* **GIVEN RECORDS**
>>>

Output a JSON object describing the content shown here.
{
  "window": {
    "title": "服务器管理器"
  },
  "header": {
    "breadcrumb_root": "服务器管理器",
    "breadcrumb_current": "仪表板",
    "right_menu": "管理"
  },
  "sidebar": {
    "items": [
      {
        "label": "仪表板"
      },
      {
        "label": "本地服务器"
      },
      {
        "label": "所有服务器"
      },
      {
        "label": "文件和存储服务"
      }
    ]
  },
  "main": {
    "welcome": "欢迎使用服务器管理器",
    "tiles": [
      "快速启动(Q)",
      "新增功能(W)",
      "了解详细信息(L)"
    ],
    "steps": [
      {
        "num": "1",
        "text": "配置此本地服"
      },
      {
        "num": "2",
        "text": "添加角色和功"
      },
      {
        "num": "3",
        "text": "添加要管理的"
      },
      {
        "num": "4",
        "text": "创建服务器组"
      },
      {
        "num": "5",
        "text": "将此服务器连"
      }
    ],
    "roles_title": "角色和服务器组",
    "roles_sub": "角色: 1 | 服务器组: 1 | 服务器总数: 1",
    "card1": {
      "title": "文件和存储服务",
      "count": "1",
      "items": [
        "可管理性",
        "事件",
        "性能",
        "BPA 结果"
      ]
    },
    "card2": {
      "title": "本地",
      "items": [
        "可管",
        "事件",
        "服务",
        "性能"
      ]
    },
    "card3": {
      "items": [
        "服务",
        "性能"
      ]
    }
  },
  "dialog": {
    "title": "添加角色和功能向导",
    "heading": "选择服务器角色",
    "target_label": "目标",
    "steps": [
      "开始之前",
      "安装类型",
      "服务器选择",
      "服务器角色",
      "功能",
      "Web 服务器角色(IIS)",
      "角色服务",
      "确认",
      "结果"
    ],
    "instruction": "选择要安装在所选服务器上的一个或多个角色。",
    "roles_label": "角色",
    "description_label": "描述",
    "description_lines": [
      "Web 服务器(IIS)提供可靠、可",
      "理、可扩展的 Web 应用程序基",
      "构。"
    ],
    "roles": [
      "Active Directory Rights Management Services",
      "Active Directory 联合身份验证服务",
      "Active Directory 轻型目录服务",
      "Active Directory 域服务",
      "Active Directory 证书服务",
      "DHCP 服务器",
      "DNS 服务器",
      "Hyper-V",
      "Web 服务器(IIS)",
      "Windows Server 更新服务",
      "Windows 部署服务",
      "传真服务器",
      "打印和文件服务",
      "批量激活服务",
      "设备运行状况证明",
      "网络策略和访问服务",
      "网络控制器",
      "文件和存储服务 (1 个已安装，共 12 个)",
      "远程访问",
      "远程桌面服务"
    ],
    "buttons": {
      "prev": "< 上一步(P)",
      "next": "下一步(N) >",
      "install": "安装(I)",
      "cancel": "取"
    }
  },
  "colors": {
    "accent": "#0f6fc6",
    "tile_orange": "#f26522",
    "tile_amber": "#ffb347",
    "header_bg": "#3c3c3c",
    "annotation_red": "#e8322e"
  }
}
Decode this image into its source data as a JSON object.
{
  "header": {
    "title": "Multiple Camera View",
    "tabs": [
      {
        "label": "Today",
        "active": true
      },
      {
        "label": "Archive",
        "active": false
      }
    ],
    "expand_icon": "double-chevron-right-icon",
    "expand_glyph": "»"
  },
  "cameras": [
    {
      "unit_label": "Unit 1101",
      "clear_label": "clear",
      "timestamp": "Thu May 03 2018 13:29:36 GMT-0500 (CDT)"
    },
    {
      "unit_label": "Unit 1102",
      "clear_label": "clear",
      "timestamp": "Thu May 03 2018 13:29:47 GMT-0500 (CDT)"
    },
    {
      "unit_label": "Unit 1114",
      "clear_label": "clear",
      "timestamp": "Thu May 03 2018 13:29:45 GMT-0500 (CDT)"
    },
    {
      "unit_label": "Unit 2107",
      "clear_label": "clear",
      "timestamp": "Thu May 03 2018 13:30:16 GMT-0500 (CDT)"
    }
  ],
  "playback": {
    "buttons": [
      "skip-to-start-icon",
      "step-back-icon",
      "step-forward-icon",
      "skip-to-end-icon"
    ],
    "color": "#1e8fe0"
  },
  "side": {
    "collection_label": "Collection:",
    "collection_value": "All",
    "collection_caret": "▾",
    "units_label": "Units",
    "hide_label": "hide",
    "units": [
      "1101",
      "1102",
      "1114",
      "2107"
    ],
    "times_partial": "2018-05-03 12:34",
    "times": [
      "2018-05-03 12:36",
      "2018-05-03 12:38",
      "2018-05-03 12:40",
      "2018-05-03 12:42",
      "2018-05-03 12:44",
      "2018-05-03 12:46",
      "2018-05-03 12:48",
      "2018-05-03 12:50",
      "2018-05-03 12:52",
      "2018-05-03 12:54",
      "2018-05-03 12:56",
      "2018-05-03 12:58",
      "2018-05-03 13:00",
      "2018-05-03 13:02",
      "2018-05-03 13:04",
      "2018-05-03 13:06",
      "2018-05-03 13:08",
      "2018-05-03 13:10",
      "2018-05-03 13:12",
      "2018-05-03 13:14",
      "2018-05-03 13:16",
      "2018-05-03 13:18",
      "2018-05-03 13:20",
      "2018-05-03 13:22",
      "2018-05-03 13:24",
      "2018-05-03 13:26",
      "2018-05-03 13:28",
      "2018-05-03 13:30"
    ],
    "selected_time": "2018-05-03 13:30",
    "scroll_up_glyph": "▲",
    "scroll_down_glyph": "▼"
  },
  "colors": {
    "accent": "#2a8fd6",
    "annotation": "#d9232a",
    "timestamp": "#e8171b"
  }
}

<<<

Give the complete listing a second time, exactly as it reads.

Output a JSON object describing the content shown here.
{
  "window": {
    "title": "服务器管理器"
  },
  "header": {
    "breadcrumb_root": "服务器管理器",
    "breadcrumb_current": "仪表板",
    "right_menu": "管理"
  },
  "sidebar": {
    "items": [
      {
        "label": "仪表板"
      },
      {
        "label": "本地服务器"
      },
      {
        "label": "所有服务器"
      },
      {
        "label": "文件和存储服务"
      }
    ]
  },
  "main": {
    "welcome": "欢迎使用服务器管理器",
    "tiles": [
      "快速启动(Q)",
      "新增功能(W)",
      "了解详细信息(L)"
    ],
    "steps": [
      {
        "num": "1",
        "text": "配置此本地服"
      },
      {
        "num": "2",
        "text": "添加角色和功"
      },
      {
        "num": "3",
        "text": "添加要管理的"
      },
      {
        "num": "4",
        "text": "创建服务器组"
      },
      {
        "num": "5",
        "text": "将此服务器连"
      }
    ],
    "roles_title": "角色和服务器组",
    "roles_sub": "角色: 1 | 服务器组: 1 | 服务器总数: 1",
    "card1": {
      "title": "文件和存储服务",
      "count": "1",
      "items": [
        "可管理性",
        "事件",
        "性能",
        "BPA 结果"
      ]
    },
    "card2": {
      "title": "本地",
      "items": [
        "可管",
        "事件",
        "服务",
        "性能"
      ]
    },
    "card3": {
      "items": [
        "服务",
        "性能"
      ]
    }
  },
  "dialog": {
    "title": "添加角色和功能向导",
    "heading": "选择服务器角色",
    "target_label": "目标",
    "steps": [
      "开始之前",
      "安装类型",
      "服务器选择",
      "服务器角色",
      "功能",
      "Web 服务器角色(IIS)",
      "角色服务",
      "确认",
      "结果"
    ],
    "instruction": "选择要安装在所选服务器上的一个或多个角色。",
    "roles_label": "角色",
    "description_label": "描述",
    "description_lines": [
      "Web 服务器(IIS)提供可靠、可",
      "理、可扩展的 Web 应用程序基",
      "构。"
    ],
    "roles": [
      "Active Directory Rights Management Services",
      "Active Directory 联合身份验证服务",
      "Active Directory 轻型目录服务",
      "Active Directory 域服务",
      "Active Directory 证书服务",
      "DHCP 服务器",
      "DNS 服务器",
      "Hyper-V",
      "Web 服务器(IIS)",
      "Windows Server 更新服务",
      "Windows 部署服务",
      "传真服务器",
      "打印和文件服务",
      "批量激活服务",
      "设备运行状况证明",
      "网络策略和访问服务",
      "网络控制器",
      "文件和存储服务 (1 个已安装，共 12 个)",
      "远程访问",
      "远程桌面服务"
    ],
    "buttons": {
      "prev": "< 上一步(P)",
      "next": "下一步(N) >",
      "install": "安装(I)",
      "cancel": "取"
    }
  },
  "colors": {
    "accent": "#0f6fc6",
    "tile_orange": "#f26522",
    "tile_amber": "#ffb347",
    "header_bg": "#3c3c3c",
    "annotation_red": "#e8322e"
  }
}
Decode this image into its source data as a JSON object.
{
  "header": {
    "title": "Multiple Camera View",
    "tabs": [
      {
        "label": "Today",
        "active": true
      },
      {
        "label": "Archive",
        "active": false
      }
    ],
    "expand_icon": "double-chevron-right-icon",
    "expand_glyph": "»"
  },
  "cameras": [
    {
      "unit_label": "Unit 1101",
      "clear_label": "clear",
      "timestamp": "Thu May 03 2018 13:29:36 GMT-0500 (CDT)"
    },
    {
      "unit_label": "Unit 1102",
      "clear_label": "clear",
      "timestamp": "Thu May 03 2018 13:29:47 GMT-0500 (CDT)"
    },
    {
      "unit_label": "Unit 1114",
      "clear_label": "clear",
      "timestamp": "Thu May 03 2018 13:29:45 GMT-0500 (CDT)"
    },
    {
      "unit_label": "Unit 2107",
      "clear_label": "clear",
      "timestamp": "Thu May 03 2018 13:30:16 GMT-0500 (CDT)"
    }
  ],
  "playback": {
    "buttons": [
      "skip-to-start-icon",
      "step-back-icon",
      "step-forward-icon",
      "skip-to-end-icon"
    ],
    "color": "#1e8fe0"
  },
  "side": {
    "collection_label": "Collection:",
    "collection_value": "All",
    "collection_caret": "▾",
    "units_label": "Units",
    "hide_label": "hide",
    "units": [
      "1101",
      "1102",
      "1114",
      "2107"
    ],
    "times_partial": "2018-05-03 12:34",
    "times": [
      "2018-05-03 12:36",
      "2018-05-03 12:38",
      "2018-05-03 12:40",
      "2018-05-03 12:42",
      "2018-05-03 12:44",
      "2018-05-03 12:46",
      "2018-05-03 12:48",
      "2018-05-03 12:50",
      "2018-05-03 12:52",
      "2018-05-03 12:54",
      "2018-05-03 12:56",
      "2018-05-03 12:58",
      "2018-05-03 13:00",
      "2018-05-03 13:02",
      "2018-05-03 13:04",
      "2018-05-03 13:06",
      "2018-05-03 13:08",
      "2018-05-03 13:10",
      "2018-05-03 13:12",
      "2018-05-03 13:14",
      "2018-05-03 13:16",
      "2018-05-03 13:18",
      "2018-05-03 13:20",
      "2018-05-03 13:22",
      "2018-05-03 13:24",
      "2018-05-03 13:26",
      "2018-05-03 13:28",
      "2018-05-03 13:30"
    ],
    "selected_time": "2018-05-03 13:30",
    "scroll_up_glyph": "▲",
    "scroll_down_glyph": "▼"
  },
  "colors": {
    "accent": "#2a8fd6",
    "annotation": "#d9232a",
    "timestamp": "#e8171b"
  }
}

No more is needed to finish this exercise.